— RECORDS SUPPLIED —
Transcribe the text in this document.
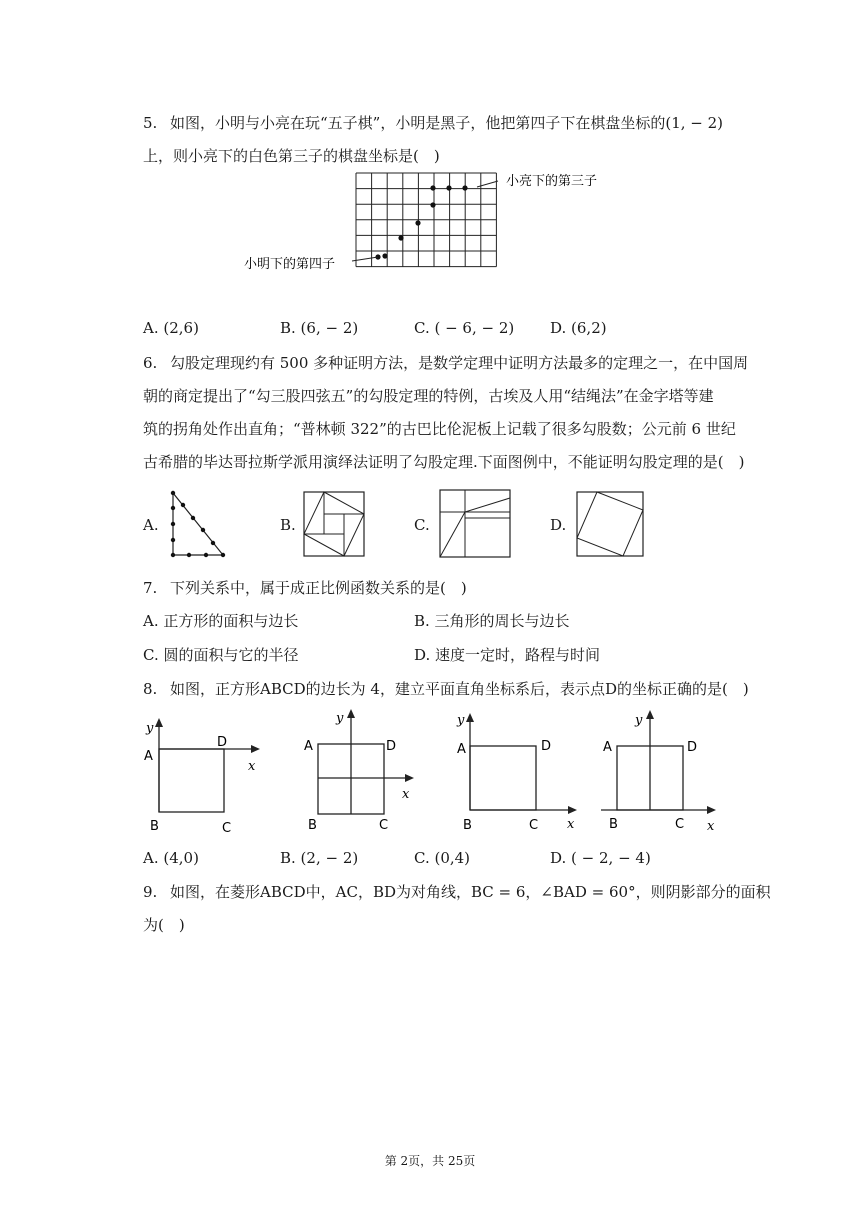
5. 如图，小明与小亮在玩“五子棋”，小明是黑子，他把第四子下在棋盘坐标的(1, − 2)
上，则小亮下的白色第三子的棋盘坐标是(　)
小亮下的第三子
小明下的第四子
A. (2,6)	B. (6, − 2)	C. ( − 6, − 2) D. (6,2)
6. 勾股定理现约有 500 多种证明方法，是数学定理中证明方法最多的定理之一，在中国周
朝的商定提出了“勾三股四弦五”的勾股定理的特例，古埃及人用“结绳法”在金字塔等建
筑的拐角处作出直角；“普林顿 322”的古巴比伦泥板上记载了很多勾股数；公元前 6 世纪
古希腊的毕达哥拉斯学派用演绎法证明了勾股定理.下面图例中，不能证明勾股定理的是(　)
A.	B.	C.	D.
7. 下列关系中，属于成正比例函数关系的是(　)
A. 正方形的面积与边长	B. 三角形的周长与边长
C. 圆的面积与它的半径	D. 速度一定时，路程与时间
8. 如图，正方形ABCD的边长为 4，建立平面直角坐标系后，表示点D的坐标正确的是(　)
y
x
A
D
B	C
y
x
A	D
B	C
y
x
A	D
B	C
y
x
A	D
B	C
A. (4,0)	B. (2, − 2)	C. (0,4)	D. ( − 2, − 4)
9. 如图，在菱形ABCD中，AC，BD为对角线，BC = 6，∠BAD = 60°，则阴影部分的面积
为(　)
第 2页，共 25页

— EXERCISE BRIEF —
Reproduce each line exactly, please, except for any pictures.

— EXPECTED ANSWER —
Transcribe the text in this document.
5. 如图，小明与小亮在玩“五子棋”，小明是黑子，他把第四子下在棋盘坐标的(1, − 2)
上，则小亮下的白色第三子的棋盘坐标是(　)
小亮下的第三子
小明下的第四子
A. (2,6)	B. (6, − 2)	C. ( − 6, − 2) D. (6,2)
6. 勾股定理现约有 500 多种证明方法，是数学定理中证明方法最多的定理之一，在中国周
朝的商定提出了“勾三股四弦五”的勾股定理的特例，古埃及人用“结绳法”在金字塔等建
筑的拐角处作出直角；“普林顿 322”的古巴比伦泥板上记载了很多勾股数；公元前 6 世纪
古希腊的毕达哥拉斯学派用演绎法证明了勾股定理.下面图例中，不能证明勾股定理的是(　)
A.	B.	C.	D.
7. 下列关系中，属于成正比例函数关系的是(　)
A. 正方形的面积与边长	B. 三角形的周长与边长
C. 圆的面积与它的半径	D. 速度一定时，路程与时间
8. 如图，正方形ABCD的边长为 4，建立平面直角坐标系后，表示点D的坐标正确的是(　)
y
x
A
D
B	C
y
x
A	D
B	C
y
x
A	D
B	C
y
x
A	D
B	C
A. (4,0)	B. (2, − 2)	C. (0,4)	D. ( − 2, − 4)
9. 如图，在菱形ABCD中，AC，BD为对角线，BC = 6，∠BAD = 60°，则阴影部分的面积
为(　)
第 2页，共 25页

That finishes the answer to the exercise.